Problem to work on.
Restate each entry word for word, leaving nothing out.

Records supplied.
start

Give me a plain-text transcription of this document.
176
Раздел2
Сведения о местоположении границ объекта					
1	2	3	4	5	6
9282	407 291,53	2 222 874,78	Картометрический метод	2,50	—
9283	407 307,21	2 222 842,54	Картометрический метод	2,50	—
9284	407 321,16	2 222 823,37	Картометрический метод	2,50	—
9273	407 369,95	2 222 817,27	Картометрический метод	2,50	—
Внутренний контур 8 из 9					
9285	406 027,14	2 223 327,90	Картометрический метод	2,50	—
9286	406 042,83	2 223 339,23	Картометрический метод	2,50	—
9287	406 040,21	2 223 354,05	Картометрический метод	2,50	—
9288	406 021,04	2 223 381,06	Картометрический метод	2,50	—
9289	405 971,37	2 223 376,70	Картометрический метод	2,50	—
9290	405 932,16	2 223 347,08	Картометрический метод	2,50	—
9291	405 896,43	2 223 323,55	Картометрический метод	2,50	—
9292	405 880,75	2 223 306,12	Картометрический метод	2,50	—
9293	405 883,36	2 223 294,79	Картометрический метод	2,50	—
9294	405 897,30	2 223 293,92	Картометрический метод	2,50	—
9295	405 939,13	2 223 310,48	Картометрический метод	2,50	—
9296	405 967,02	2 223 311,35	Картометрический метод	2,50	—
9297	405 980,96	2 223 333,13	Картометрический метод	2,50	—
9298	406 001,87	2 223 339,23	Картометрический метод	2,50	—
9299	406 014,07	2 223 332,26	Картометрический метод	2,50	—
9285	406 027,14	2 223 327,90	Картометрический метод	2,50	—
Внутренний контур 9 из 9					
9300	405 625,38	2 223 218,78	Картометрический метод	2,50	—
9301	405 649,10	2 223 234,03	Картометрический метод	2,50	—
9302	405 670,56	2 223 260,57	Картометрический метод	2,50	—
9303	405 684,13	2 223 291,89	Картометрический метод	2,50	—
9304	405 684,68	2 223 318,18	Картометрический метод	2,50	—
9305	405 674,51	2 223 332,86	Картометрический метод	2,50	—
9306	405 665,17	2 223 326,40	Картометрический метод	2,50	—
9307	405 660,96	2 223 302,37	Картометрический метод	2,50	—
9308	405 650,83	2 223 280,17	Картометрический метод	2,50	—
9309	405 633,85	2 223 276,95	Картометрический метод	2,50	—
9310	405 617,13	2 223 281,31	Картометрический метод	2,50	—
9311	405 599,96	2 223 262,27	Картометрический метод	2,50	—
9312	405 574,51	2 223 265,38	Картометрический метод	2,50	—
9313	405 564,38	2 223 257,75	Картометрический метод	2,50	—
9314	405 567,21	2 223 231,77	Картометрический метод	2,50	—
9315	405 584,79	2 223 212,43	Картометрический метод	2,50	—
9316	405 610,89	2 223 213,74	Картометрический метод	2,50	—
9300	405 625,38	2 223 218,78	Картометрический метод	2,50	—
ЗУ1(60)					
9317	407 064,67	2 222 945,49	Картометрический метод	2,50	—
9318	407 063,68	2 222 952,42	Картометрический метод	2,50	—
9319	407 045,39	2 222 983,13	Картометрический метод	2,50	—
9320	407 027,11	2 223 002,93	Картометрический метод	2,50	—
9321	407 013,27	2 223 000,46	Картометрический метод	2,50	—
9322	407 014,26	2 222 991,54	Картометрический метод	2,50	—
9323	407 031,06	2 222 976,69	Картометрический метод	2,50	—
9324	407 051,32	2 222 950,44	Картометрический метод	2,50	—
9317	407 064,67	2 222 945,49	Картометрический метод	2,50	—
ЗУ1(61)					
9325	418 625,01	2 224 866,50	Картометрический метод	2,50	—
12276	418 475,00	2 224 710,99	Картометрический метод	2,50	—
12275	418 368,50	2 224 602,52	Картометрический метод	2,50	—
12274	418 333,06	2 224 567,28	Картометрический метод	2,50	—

end

Written solution.
Give me a plain-text transcription of this document.
176
Раздел2
Сведения о местоположении границ объекта					
1	2	3	4	5	6
9282	407 291,53	2 222 874,78	Картометрический метод	2,50	—
9283	407 307,21	2 222 842,54	Картометрический метод	2,50	—
9284	407 321,16	2 222 823,37	Картометрический метод	2,50	—
9273	407 369,95	2 222 817,27	Картометрический метод	2,50	—
Внутренний контур 8 из 9					
9285	406 027,14	2 223 327,90	Картометрический метод	2,50	—
9286	406 042,83	2 223 339,23	Картометрический метод	2,50	—
9287	406 040,21	2 223 354,05	Картометрический метод	2,50	—
9288	406 021,04	2 223 381,06	Картометрический метод	2,50	—
9289	405 971,37	2 223 376,70	Картометрический метод	2,50	—
9290	405 932,16	2 223 347,08	Картометрический метод	2,50	—
9291	405 896,43	2 223 323,55	Картометрический метод	2,50	—
9292	405 880,75	2 223 306,12	Картометрический метод	2,50	—
9293	405 883,36	2 223 294,79	Картометрический метод	2,50	—
9294	405 897,30	2 223 293,92	Картометрический метод	2,50	—
9295	405 939,13	2 223 310,48	Картометрический метод	2,50	—
9296	405 967,02	2 223 311,35	Картометрический метод	2,50	—
9297	405 980,96	2 223 333,13	Картометрический метод	2,50	—
9298	406 001,87	2 223 339,23	Картометрический метод	2,50	—
9299	406 014,07	2 223 332,26	Картометрический метод	2,50	—
9285	406 027,14	2 223 327,90	Картометрический метод	2,50	—
Внутренний контур 9 из 9					
9300	405 625,38	2 223 218,78	Картометрический метод	2,50	—
9301	405 649,10	2 223 234,03	Картометрический метод	2,50	—
9302	405 670,56	2 223 260,57	Картометрический метод	2,50	—
9303	405 684,13	2 223 291,89	Картометрический метод	2,50	—
9304	405 684,68	2 223 318,18	Картометрический метод	2,50	—
9305	405 674,51	2 223 332,86	Картометрический метод	2,50	—
9306	405 665,17	2 223 326,40	Картометрический метод	2,50	—
9307	405 660,96	2 223 302,37	Картометрический метод	2,50	—
9308	405 650,83	2 223 280,17	Картометрический метод	2,50	—
9309	405 633,85	2 223 276,95	Картометрический метод	2,50	—
9310	405 617,13	2 223 281,31	Картометрический метод	2,50	—
9311	405 599,96	2 223 262,27	Картометрический метод	2,50	—
9312	405 574,51	2 223 265,38	Картометрический метод	2,50	—
9313	405 564,38	2 223 257,75	Картометрический метод	2,50	—
9314	405 567,21	2 223 231,77	Картометрический метод	2,50	—
9315	405 584,79	2 223 212,43	Картометрический метод	2,50	—
9316	405 610,89	2 223 213,74	Картометрический метод	2,50	—
9300	405 625,38	2 223 218,78	Картометрический метод	2,50	—
ЗУ1(60)					
9317	407 064,67	2 222 945,49	Картометрический метод	2,50	—
9318	407 063,68	2 222 952,42	Картометрический метод	2,50	—
9319	407 045,39	2 222 983,13	Картометрический метод	2,50	—
9320	407 027,11	2 223 002,93	Картометрический метод	2,50	—
9321	407 013,27	2 223 000,46	Картометрический метод	2,50	—
9322	407 014,26	2 222 991,54	Картометрический метод	2,50	—
9323	407 031,06	2 222 976,69	Картометрический метод	2,50	—
9324	407 051,32	2 222 950,44	Картометрический метод	2,50	—
9317	407 064,67	2 222 945,49	Картометрический метод	2,50	—
ЗУ1(61)					
9325	418 625,01	2 224 866,50	Картометрический метод	2,50	—
12276	418 475,00	2 224 710,99	Картометрический метод	2,50	—
12275	418 368,50	2 224 602,52	Картометрический метод	2,50	—
12274	418 333,06	2 224 567,28	Картометрический метод	2,50	—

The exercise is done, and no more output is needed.